--- TASK ---
Search the material for the word "Υποδομής" and report each line where it turns up.

---+---

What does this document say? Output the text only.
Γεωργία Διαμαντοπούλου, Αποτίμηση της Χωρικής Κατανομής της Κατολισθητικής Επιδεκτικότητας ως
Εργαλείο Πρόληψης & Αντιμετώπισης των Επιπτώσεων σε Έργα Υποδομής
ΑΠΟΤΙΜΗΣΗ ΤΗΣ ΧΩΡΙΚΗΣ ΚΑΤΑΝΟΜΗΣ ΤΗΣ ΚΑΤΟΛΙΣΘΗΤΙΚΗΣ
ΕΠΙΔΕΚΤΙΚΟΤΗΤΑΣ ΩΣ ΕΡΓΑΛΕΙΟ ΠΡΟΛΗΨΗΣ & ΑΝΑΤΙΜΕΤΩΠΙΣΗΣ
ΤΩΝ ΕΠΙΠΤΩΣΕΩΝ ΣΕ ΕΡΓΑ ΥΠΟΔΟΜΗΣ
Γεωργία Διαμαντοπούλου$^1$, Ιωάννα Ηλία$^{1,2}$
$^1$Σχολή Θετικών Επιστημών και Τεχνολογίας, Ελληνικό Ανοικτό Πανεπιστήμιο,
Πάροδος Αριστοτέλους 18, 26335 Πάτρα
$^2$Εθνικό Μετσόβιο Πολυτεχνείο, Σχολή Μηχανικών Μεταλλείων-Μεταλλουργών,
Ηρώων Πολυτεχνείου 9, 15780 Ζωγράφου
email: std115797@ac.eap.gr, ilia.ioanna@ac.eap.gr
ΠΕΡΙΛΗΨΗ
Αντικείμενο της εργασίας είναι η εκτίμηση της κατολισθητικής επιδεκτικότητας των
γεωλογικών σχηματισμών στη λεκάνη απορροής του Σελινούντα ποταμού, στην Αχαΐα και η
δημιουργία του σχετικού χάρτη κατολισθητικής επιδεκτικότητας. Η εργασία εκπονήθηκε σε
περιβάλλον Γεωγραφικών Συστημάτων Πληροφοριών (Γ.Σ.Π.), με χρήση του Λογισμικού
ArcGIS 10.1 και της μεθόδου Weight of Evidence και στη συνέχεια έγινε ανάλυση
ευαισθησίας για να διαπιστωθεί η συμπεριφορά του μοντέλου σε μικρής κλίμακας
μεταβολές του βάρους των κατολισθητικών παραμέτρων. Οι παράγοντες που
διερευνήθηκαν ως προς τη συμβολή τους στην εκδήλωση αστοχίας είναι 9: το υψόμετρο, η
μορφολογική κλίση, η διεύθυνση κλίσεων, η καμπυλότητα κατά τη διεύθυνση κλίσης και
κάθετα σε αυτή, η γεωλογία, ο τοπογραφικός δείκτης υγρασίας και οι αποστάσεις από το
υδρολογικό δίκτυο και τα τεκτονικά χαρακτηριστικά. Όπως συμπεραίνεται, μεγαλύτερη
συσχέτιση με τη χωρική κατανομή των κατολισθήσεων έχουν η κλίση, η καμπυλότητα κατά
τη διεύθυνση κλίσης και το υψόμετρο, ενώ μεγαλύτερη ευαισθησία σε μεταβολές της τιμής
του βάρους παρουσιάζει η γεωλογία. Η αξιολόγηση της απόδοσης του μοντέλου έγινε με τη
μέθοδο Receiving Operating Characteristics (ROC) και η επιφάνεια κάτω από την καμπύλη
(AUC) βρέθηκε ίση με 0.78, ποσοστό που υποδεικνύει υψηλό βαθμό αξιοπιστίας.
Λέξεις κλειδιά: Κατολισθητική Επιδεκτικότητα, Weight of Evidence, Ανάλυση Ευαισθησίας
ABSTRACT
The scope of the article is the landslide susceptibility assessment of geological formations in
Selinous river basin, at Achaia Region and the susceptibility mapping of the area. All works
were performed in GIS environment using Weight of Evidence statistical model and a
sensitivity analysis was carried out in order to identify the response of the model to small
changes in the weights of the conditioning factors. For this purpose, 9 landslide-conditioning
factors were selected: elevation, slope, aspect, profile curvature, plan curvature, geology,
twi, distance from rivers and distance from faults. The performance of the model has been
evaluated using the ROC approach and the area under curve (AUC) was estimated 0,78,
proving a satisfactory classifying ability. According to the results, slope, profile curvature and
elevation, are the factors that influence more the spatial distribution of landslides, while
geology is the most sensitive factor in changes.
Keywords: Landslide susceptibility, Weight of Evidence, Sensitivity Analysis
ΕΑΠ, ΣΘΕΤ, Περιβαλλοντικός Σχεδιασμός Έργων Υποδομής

---+---

--- REPLY ---
Εργαλείο Πρόληψης & Αντιμετώπισης των Επιπτώσεων σε Έργα Υποδομής
ΕΑΠ, ΣΘΕΤ, Περιβαλλοντικός Σχεδιασμός Έργων Υποδομής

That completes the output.